[Records contained in a dataset]
☆ ☆ ☆ ☆ ☆
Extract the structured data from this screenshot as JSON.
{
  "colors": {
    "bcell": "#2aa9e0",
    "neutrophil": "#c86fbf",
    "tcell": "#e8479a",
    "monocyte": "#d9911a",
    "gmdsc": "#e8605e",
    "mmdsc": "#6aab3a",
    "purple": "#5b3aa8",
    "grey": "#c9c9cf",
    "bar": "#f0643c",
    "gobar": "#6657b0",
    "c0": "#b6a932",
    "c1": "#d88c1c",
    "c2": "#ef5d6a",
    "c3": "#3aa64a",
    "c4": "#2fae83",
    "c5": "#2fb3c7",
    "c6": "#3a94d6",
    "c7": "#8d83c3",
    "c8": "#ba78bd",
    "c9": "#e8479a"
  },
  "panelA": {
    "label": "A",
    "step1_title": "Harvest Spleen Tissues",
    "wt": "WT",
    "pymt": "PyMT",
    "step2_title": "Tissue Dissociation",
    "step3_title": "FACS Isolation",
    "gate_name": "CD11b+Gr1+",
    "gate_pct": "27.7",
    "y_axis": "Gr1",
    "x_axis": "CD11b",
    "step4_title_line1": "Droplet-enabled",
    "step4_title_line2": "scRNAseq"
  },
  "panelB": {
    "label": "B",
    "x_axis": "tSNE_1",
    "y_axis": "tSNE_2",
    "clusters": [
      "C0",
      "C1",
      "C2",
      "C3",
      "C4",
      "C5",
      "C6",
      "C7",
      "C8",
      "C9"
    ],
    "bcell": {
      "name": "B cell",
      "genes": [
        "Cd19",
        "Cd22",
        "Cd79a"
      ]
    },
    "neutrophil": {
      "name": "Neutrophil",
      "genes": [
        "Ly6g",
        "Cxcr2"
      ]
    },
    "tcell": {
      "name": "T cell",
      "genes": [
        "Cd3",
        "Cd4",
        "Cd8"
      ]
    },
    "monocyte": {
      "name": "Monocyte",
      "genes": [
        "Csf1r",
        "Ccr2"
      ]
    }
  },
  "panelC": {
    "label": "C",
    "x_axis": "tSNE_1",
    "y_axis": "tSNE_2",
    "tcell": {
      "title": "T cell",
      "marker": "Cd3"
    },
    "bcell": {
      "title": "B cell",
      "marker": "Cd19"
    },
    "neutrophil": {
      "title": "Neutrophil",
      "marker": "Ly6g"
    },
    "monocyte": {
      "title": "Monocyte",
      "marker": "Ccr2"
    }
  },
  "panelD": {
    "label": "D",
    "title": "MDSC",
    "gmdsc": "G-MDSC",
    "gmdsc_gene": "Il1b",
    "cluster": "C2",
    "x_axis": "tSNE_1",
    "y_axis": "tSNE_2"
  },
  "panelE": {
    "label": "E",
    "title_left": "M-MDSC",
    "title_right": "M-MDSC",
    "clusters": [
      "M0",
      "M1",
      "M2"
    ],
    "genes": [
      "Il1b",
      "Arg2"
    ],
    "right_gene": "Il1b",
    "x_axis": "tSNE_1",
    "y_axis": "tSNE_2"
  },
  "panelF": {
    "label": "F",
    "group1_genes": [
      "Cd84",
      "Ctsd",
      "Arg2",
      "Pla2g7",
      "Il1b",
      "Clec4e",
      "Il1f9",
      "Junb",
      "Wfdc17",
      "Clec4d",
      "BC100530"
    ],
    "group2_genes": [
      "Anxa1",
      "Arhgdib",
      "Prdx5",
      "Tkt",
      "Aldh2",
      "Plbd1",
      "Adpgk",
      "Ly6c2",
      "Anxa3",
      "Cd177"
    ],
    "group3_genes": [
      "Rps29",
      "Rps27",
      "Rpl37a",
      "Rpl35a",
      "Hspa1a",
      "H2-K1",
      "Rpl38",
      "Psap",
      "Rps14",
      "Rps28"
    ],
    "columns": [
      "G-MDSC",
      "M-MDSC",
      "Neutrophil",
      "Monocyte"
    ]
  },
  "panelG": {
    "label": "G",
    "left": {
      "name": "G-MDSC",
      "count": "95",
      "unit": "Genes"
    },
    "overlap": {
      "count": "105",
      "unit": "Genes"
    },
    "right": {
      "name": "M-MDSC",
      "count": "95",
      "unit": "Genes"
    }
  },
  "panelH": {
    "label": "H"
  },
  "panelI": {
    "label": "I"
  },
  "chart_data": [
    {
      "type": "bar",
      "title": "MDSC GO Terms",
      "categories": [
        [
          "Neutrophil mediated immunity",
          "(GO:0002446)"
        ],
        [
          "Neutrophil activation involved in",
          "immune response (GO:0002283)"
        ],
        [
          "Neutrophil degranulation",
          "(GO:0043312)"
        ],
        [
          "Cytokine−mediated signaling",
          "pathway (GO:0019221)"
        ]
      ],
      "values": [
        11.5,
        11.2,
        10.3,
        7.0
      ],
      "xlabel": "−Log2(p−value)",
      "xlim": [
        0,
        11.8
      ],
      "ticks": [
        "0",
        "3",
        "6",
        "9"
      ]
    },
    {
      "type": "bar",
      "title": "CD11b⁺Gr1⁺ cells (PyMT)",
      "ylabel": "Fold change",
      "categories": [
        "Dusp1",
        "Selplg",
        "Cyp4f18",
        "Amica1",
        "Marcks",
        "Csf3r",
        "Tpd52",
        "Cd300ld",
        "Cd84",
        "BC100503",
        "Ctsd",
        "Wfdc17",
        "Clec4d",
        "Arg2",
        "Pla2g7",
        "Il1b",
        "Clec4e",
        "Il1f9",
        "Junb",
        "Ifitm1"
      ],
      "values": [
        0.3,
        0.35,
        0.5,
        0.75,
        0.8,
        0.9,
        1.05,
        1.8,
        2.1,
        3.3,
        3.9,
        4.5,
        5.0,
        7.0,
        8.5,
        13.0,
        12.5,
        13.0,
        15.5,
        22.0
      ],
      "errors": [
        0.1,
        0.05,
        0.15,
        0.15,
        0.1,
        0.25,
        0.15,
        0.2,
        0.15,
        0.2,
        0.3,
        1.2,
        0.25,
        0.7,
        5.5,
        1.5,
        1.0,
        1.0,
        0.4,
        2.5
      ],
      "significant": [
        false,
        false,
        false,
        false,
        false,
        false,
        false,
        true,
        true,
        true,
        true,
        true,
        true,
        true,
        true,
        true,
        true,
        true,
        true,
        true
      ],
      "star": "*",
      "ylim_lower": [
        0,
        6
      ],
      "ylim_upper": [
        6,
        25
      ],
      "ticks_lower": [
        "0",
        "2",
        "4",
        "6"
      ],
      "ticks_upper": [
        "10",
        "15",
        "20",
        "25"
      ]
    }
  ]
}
☆ ☆ ☆ ☆ ☆
* PROBLEM REQUIREMENTS
Each line of the records above should be copied exactly.

* EXPECTED OUTPUT
Extract the structured data from this screenshot as JSON.
{
  "colors": {
    "bcell": "#2aa9e0",
    "neutrophil": "#c86fbf",
    "tcell": "#e8479a",
    "monocyte": "#d9911a",
    "gmdsc": "#e8605e",
    "mmdsc": "#6aab3a",
    "purple": "#5b3aa8",
    "grey": "#c9c9cf",
    "bar": "#f0643c",
    "gobar": "#6657b0",
    "c0": "#b6a932",
    "c1": "#d88c1c",
    "c2": "#ef5d6a",
    "c3": "#3aa64a",
    "c4": "#2fae83",
    "c5": "#2fb3c7",
    "c6": "#3a94d6",
    "c7": "#8d83c3",
    "c8": "#ba78bd",
    "c9": "#e8479a"
  },
  "panelA": {
    "label": "A",
    "step1_title": "Harvest Spleen Tissues",
    "wt": "WT",
    "pymt": "PyMT",
    "step2_title": "Tissue Dissociation",
    "step3_title": "FACS Isolation",
    "gate_name": "CD11b+Gr1+",
    "gate_pct": "27.7",
    "y_axis": "Gr1",
    "x_axis": "CD11b",
    "step4_title_line1": "Droplet-enabled",
    "step4_title_line2": "scRNAseq"
  },
  "panelB": {
    "label": "B",
    "x_axis": "tSNE_1",
    "y_axis": "tSNE_2",
    "clusters": [
      "C0",
      "C1",
      "C2",
      "C3",
      "C4",
      "C5",
      "C6",
      "C7",
      "C8",
      "C9"
    ],
    "bcell": {
      "name": "B cell",
      "genes": [
        "Cd19",
        "Cd22",
        "Cd79a"
      ]
    },
    "neutrophil": {
      "name": "Neutrophil",
      "genes": [
        "Ly6g",
        "Cxcr2"
      ]
    },
    "tcell": {
      "name": "T cell",
      "genes": [
        "Cd3",
        "Cd4",
        "Cd8"
      ]
    },
    "monocyte": {
      "name": "Monocyte",
      "genes": [
        "Csf1r",
        "Ccr2"
      ]
    }
  },
  "panelC": {
    "label": "C",
    "x_axis": "tSNE_1",
    "y_axis": "tSNE_2",
    "tcell": {
      "title": "T cell",
      "marker": "Cd3"
    },
    "bcell": {
      "title": "B cell",
      "marker": "Cd19"
    },
    "neutrophil": {
      "title": "Neutrophil",
      "marker": "Ly6g"
    },
    "monocyte": {
      "title": "Monocyte",
      "marker": "Ccr2"
    }
  },
  "panelD": {
    "label": "D",
    "title": "MDSC",
    "gmdsc": "G-MDSC",
    "gmdsc_gene": "Il1b",
    "cluster": "C2",
    "x_axis": "tSNE_1",
    "y_axis": "tSNE_2"
  },
  "panelE": {
    "label": "E",
    "title_left": "M-MDSC",
    "title_right": "M-MDSC",
    "clusters": [
      "M0",
      "M1",
      "M2"
    ],
    "genes": [
      "Il1b",
      "Arg2"
    ],
    "right_gene": "Il1b",
    "x_axis": "tSNE_1",
    "y_axis": "tSNE_2"
  },
  "panelF": {
    "label": "F",
    "group1_genes": [
      "Cd84",
      "Ctsd",
      "Arg2",
      "Pla2g7",
      "Il1b",
      "Clec4e",
      "Il1f9",
      "Junb",
      "Wfdc17",
      "Clec4d",
      "BC100530"
    ],
    "group2_genes": [
      "Anxa1",
      "Arhgdib",
      "Prdx5",
      "Tkt",
      "Aldh2",
      "Plbd1",
      "Adpgk",
      "Ly6c2",
      "Anxa3",
      "Cd177"
    ],
    "group3_genes": [
      "Rps29",
      "Rps27",
      "Rpl37a",
      "Rpl35a",
      "Hspa1a",
      "H2-K1",
      "Rpl38",
      "Psap",
      "Rps14",
      "Rps28"
    ],
    "columns": [
      "G-MDSC",
      "M-MDSC",
      "Neutrophil",
      "Monocyte"
    ]
  },
  "panelG": {
    "label": "G",
    "left": {
      "name": "G-MDSC",
      "count": "95",
      "unit": "Genes"
    },
    "overlap": {
      "count": "105",
      "unit": "Genes"
    },
    "right": {
      "name": "M-MDSC",
      "count": "95",
      "unit": "Genes"
    }
  },
  "panelH": {
    "label": "H"
  },
  "panelI": {
    "label": "I"
  },
  "chart_data": [
    {
      "type": "bar",
      "title": "MDSC GO Terms",
      "categories": [
        [
          "Neutrophil mediated immunity",
          "(GO:0002446)"
        ],
        [
          "Neutrophil activation involved in",
          "immune response (GO:0002283)"
        ],
        [
          "Neutrophil degranulation",
          "(GO:0043312)"
        ],
        [
          "Cytokine−mediated signaling",
          "pathway (GO:0019221)"
        ]
      ],
      "values": [
        11.5,
        11.2,
        10.3,
        7.0
      ],
      "xlabel": "−Log2(p−value)",
      "xlim": [
        0,
        11.8
      ],
      "ticks": [
        "0",
        "3",
        "6",
        "9"
      ]
    },
    {
      "type": "bar",
      "title": "CD11b⁺Gr1⁺ cells (PyMT)",
      "ylabel": "Fold change",
      "categories": [
        "Dusp1",
        "Selplg",
        "Cyp4f18",
        "Amica1",
        "Marcks",
        "Csf3r",
        "Tpd52",
        "Cd300ld",
        "Cd84",
        "BC100503",
        "Ctsd",
        "Wfdc17",
        "Clec4d",
        "Arg2",
        "Pla2g7",
        "Il1b",
        "Clec4e",
        "Il1f9",
        "Junb",
        "Ifitm1"
      ],
      "values": [
        0.3,
        0.35,
        0.5,
        0.75,
        0.8,
        0.9,
        1.05,
        1.8,
        2.1,
        3.3,
        3.9,
        4.5,
        5.0,
        7.0,
        8.5,
        13.0,
        12.5,
        13.0,
        15.5,
        22.0
      ],
      "errors": [
        0.1,
        0.05,
        0.15,
        0.15,
        0.1,
        0.25,
        0.15,
        0.2,
        0.15,
        0.2,
        0.3,
        1.2,
        0.25,
        0.7,
        5.5,
        1.5,
        1.0,
        1.0,
        0.4,
        2.5
      ],
      "significant": [
        false,
        false,
        false,
        false,
        false,
        false,
        false,
        true,
        true,
        true,
        true,
        true,
        true,
        true,
        true,
        true,
        true,
        true,
        true,
        true
      ],
      "star": "*",
      "ylim_lower": [
        0,
        6
      ],
      "ylim_upper": [
        6,
        25
      ],
      "ticks_lower": [
        "0",
        "2",
        "4",
        "6"
      ],
      "ticks_upper": [
        "10",
        "15",
        "20",
        "25"
      ]
    }
  ]
}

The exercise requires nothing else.